:: Extracted information

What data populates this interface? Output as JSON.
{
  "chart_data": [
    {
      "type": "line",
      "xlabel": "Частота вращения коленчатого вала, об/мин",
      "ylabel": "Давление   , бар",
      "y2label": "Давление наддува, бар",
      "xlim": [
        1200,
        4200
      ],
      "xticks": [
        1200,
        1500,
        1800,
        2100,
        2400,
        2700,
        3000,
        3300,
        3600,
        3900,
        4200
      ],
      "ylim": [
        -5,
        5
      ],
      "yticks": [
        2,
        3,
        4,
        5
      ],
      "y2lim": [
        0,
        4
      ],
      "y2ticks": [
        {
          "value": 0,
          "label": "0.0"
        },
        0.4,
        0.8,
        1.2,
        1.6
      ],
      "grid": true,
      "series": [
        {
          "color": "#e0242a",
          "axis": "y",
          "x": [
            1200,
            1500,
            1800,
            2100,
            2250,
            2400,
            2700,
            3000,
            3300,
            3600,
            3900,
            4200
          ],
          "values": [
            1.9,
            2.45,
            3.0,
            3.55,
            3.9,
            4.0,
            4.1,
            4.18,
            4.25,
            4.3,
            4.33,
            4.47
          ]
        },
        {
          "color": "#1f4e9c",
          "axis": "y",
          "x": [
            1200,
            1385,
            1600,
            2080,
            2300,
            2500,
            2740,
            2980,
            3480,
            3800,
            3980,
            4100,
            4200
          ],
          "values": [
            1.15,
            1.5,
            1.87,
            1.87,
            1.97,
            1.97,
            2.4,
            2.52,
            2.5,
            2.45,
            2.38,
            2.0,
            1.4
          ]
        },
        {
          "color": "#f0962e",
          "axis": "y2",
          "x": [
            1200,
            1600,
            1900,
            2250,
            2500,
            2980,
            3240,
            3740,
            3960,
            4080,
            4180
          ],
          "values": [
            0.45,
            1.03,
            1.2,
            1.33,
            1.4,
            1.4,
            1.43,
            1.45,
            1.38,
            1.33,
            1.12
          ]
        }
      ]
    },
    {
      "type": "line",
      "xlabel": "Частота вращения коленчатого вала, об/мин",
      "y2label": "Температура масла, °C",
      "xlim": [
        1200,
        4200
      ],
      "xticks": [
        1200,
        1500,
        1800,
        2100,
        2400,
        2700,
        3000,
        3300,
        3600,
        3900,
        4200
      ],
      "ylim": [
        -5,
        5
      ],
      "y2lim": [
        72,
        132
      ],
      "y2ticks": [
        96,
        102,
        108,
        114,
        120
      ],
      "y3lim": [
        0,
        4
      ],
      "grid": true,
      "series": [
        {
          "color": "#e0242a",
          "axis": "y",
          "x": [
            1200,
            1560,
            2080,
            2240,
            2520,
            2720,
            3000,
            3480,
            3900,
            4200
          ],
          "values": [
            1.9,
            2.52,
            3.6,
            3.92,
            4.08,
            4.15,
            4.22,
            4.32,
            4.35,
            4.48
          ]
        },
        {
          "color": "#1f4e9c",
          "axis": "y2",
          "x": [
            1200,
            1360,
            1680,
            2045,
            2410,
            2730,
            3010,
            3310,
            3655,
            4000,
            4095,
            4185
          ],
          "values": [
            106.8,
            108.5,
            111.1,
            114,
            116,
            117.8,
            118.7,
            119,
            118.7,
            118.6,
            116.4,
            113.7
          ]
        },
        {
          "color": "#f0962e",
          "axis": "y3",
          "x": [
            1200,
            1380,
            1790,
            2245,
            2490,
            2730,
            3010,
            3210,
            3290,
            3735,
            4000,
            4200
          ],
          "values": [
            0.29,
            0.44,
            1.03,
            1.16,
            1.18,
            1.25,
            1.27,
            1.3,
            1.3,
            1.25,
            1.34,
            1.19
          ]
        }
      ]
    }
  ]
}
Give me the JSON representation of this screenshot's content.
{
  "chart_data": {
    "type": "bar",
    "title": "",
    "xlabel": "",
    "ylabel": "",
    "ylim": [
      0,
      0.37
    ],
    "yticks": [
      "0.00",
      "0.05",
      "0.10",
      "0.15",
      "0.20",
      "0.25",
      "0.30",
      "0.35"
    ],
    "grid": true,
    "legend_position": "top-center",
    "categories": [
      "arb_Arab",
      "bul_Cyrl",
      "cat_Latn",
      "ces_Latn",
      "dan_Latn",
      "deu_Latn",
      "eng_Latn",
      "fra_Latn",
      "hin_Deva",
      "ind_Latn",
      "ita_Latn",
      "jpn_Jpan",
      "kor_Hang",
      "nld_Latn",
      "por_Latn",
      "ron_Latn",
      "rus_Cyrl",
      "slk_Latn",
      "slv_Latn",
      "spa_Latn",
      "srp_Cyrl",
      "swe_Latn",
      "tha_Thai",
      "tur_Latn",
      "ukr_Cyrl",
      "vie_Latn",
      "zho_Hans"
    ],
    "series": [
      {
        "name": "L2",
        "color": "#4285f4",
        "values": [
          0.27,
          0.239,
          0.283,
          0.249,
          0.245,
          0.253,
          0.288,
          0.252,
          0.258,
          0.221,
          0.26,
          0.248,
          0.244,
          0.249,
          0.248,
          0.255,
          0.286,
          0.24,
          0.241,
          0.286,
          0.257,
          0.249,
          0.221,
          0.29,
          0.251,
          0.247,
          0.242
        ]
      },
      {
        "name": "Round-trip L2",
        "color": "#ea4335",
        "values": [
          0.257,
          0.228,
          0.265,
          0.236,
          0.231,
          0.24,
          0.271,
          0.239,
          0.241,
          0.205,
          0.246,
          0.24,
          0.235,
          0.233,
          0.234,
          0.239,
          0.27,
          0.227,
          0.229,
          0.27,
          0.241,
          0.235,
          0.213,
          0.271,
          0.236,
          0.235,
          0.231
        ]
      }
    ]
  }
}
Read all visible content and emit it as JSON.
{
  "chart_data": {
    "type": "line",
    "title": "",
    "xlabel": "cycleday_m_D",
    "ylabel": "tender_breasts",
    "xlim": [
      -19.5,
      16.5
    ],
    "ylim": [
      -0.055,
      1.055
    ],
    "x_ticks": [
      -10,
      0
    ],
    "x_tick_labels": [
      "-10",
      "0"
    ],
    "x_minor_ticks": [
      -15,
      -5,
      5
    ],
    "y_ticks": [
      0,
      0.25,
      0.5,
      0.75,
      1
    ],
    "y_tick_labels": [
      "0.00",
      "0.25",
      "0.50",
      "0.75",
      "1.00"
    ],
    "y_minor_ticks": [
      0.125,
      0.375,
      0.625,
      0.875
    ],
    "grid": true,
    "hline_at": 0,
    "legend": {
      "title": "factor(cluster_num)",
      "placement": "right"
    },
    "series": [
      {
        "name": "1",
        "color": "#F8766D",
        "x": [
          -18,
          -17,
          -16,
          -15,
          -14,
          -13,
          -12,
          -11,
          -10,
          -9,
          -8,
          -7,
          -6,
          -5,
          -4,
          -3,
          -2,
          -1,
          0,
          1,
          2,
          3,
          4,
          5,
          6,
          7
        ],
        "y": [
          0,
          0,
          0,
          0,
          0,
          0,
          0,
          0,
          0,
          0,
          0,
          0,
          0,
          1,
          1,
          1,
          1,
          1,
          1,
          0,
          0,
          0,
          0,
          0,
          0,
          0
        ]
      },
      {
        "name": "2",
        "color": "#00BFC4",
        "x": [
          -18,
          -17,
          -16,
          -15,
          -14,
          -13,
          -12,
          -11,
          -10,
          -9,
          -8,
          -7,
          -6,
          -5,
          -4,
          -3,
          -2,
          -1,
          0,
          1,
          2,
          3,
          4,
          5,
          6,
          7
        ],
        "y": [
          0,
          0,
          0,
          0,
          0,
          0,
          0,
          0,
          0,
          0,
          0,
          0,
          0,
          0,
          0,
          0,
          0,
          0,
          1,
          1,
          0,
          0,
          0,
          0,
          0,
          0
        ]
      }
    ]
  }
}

::::

What to do:
Retype all the material above precisely, with no line left out.

Solution to the exercise:
What data populates this interface? Output as JSON.
{
  "chart_data": [
    {
      "type": "line",
      "xlabel": "Частота вращения коленчатого вала, об/мин",
      "ylabel": "Давление   , бар",
      "y2label": "Давление наддува, бар",
      "xlim": [
        1200,
        4200
      ],
      "xticks": [
        1200,
        1500,
        1800,
        2100,
        2400,
        2700,
        3000,
        3300,
        3600,
        3900,
        4200
      ],
      "ylim": [
        -5,
        5
      ],
      "yticks": [
        2,
        3,
        4,
        5
      ],
      "y2lim": [
        0,
        4
      ],
      "y2ticks": [
        {
          "value": 0,
          "label": "0.0"
        },
        0.4,
        0.8,
        1.2,
        1.6
      ],
      "grid": true,
      "series": [
        {
          "color": "#e0242a",
          "axis": "y",
          "x": [
            1200,
            1500,
            1800,
            2100,
            2250,
            2400,
            2700,
            3000,
            3300,
            3600,
            3900,
            4200
          ],
          "values": [
            1.9,
            2.45,
            3.0,
            3.55,
            3.9,
            4.0,
            4.1,
            4.18,
            4.25,
            4.3,
            4.33,
            4.47
          ]
        },
        {
          "color": "#1f4e9c",
          "axis": "y",
          "x": [
            1200,
            1385,
            1600,
            2080,
            2300,
            2500,
            2740,
            2980,
            3480,
            3800,
            3980,
            4100,
            4200
          ],
          "values": [
            1.15,
            1.5,
            1.87,
            1.87,
            1.97,
            1.97,
            2.4,
            2.52,
            2.5,
            2.45,
            2.38,
            2.0,
            1.4
          ]
        },
        {
          "color": "#f0962e",
          "axis": "y2",
          "x": [
            1200,
            1600,
            1900,
            2250,
            2500,
            2980,
            3240,
            3740,
            3960,
            4080,
            4180
          ],
          "values": [
            0.45,
            1.03,
            1.2,
            1.33,
            1.4,
            1.4,
            1.43,
            1.45,
            1.38,
            1.33,
            1.12
          ]
        }
      ]
    },
    {
      "type": "line",
      "xlabel": "Частота вращения коленчатого вала, об/мин",
      "y2label": "Температура масла, °C",
      "xlim": [
        1200,
        4200
      ],
      "xticks": [
        1200,
        1500,
        1800,
        2100,
        2400,
        2700,
        3000,
        3300,
        3600,
        3900,
        4200
      ],
      "ylim": [
        -5,
        5
      ],
      "y2lim": [
        72,
        132
      ],
      "y2ticks": [
        96,
        102,
        108,
        114,
        120
      ],
      "y3lim": [
        0,
        4
      ],
      "grid": true,
      "series": [
        {
          "color": "#e0242a",
          "axis": "y",
          "x": [
            1200,
            1560,
            2080,
            2240,
            2520,
            2720,
            3000,
            3480,
            3900,
            4200
          ],
          "values": [
            1.9,
            2.52,
            3.6,
            3.92,
            4.08,
            4.15,
            4.22,
            4.32,
            4.35,
            4.48
          ]
        },
        {
          "color": "#1f4e9c",
          "axis": "y2",
          "x": [
            1200,
            1360,
            1680,
            2045,
            2410,
            2730,
            3010,
            3310,
            3655,
            4000,
            4095,
            4185
          ],
          "values": [
            106.8,
            108.5,
            111.1,
            114,
            116,
            117.8,
            118.7,
            119,
            118.7,
            118.6,
            116.4,
            113.7
          ]
        },
        {
          "color": "#f0962e",
          "axis": "y3",
          "x": [
            1200,
            1380,
            1790,
            2245,
            2490,
            2730,
            3010,
            3210,
            3290,
            3735,
            4000,
            4200
          ],
          "values": [
            0.29,
            0.44,
            1.03,
            1.16,
            1.18,
            1.25,
            1.27,
            1.3,
            1.3,
            1.25,
            1.34,
            1.19
          ]
        }
      ]
    }
  ]
}
Give me the JSON representation of this screenshot's content.
{
  "chart_data": {
    "type": "bar",
    "title": "",
    "xlabel": "",
    "ylabel": "",
    "ylim": [
      0,
      0.37
    ],
    "yticks": [
      "0.00",
      "0.05",
      "0.10",
      "0.15",
      "0.20",
      "0.25",
      "0.30",
      "0.35"
    ],
    "grid": true,
    "legend_position": "top-center",
    "categories": [
      "arb_Arab",
      "bul_Cyrl",
      "cat_Latn",
      "ces_Latn",
      "dan_Latn",
      "deu_Latn",
      "eng_Latn",
      "fra_Latn",
      "hin_Deva",
      "ind_Latn",
      "ita_Latn",
      "jpn_Jpan",
      "kor_Hang",
      "nld_Latn",
      "por_Latn",
      "ron_Latn",
      "rus_Cyrl",
      "slk_Latn",
      "slv_Latn",
      "spa_Latn",
      "srp_Cyrl",
      "swe_Latn",
      "tha_Thai",
      "tur_Latn",
      "ukr_Cyrl",
      "vie_Latn",
      "zho_Hans"
    ],
    "series": [
      {
        "name": "L2",
        "color": "#4285f4",
        "values": [
          0.27,
          0.239,
          0.283,
          0.249,
          0.245,
          0.253,
          0.288,
          0.252,
          0.258,
          0.221,
          0.26,
          0.248,
          0.244,
          0.249,
          0.248,
          0.255,
          0.286,
          0.24,
          0.241,
          0.286,
          0.257,
          0.249,
          0.221,
          0.29,
          0.251,
          0.247,
          0.242
        ]
      },
      {
        "name": "Round-trip L2",
        "color": "#ea4335",
        "values": [
          0.257,
          0.228,
          0.265,
          0.236,
          0.231,
          0.24,
          0.271,
          0.239,
          0.241,
          0.205,
          0.246,
          0.24,
          0.235,
          0.233,
          0.234,
          0.239,
          0.27,
          0.227,
          0.229,
          0.27,
          0.241,
          0.235,
          0.213,
          0.271,
          0.236,
          0.235,
          0.231
        ]
      }
    ]
  }
}
Read all visible content and emit it as JSON.
{
  "chart_data": {
    "type": "line",
    "title": "",
    "xlabel": "cycleday_m_D",
    "ylabel": "tender_breasts",
    "xlim": [
      -19.5,
      16.5
    ],
    "ylim": [
      -0.055,
      1.055
    ],
    "x_ticks": [
      -10,
      0
    ],
    "x_tick_labels": [
      "-10",
      "0"
    ],
    "x_minor_ticks": [
      -15,
      -5,
      5
    ],
    "y_ticks": [
      0,
      0.25,
      0.5,
      0.75,
      1
    ],
    "y_tick_labels": [
      "0.00",
      "0.25",
      "0.50",
      "0.75",
      "1.00"
    ],
    "y_minor_ticks": [
      0.125,
      0.375,
      0.625,
      0.875
    ],
    "grid": true,
    "hline_at": 0,
    "legend": {
      "title": "factor(cluster_num)",
      "placement": "right"
    },
    "series": [
      {
        "name": "1",
        "color": "#F8766D",
        "x": [
          -18,
          -17,
          -16,
          -15,
          -14,
          -13,
          -12,
          -11,
          -10,
          -9,
          -8,
          -7,
          -6,
          -5,
          -4,
          -3,
          -2,
          -1,
          0,
          1,
          2,
          3,
          4,
          5,
          6,
          7
        ],
        "y": [
          0,
          0,
          0,
          0,
          0,
          0,
          0,
          0,
          0,
          0,
          0,
          0,
          0,
          1,
          1,
          1,
          1,
          1,
          1,
          0,
          0,
          0,
          0,
          0,
          0,
          0
        ]
      },
      {
        "name": "2",
        "color": "#00BFC4",
        "x": [
          -18,
          -17,
          -16,
          -15,
          -14,
          -13,
          -12,
          -11,
          -10,
          -9,
          -8,
          -7,
          -6,
          -5,
          -4,
          -3,
          -2,
          -1,
          0,
          1,
          2,
          3,
          4,
          5,
          6,
          7
        ],
        "y": [
          0,
          0,
          0,
          0,
          0,
          0,
          0,
          0,
          0,
          0,
          0,
          0,
          0,
          0,
          0,
          0,
          0,
          0,
          1,
          1,
          0,
          0,
          0,
          0,
          0,
          0
        ]
      }
    ]
  }
}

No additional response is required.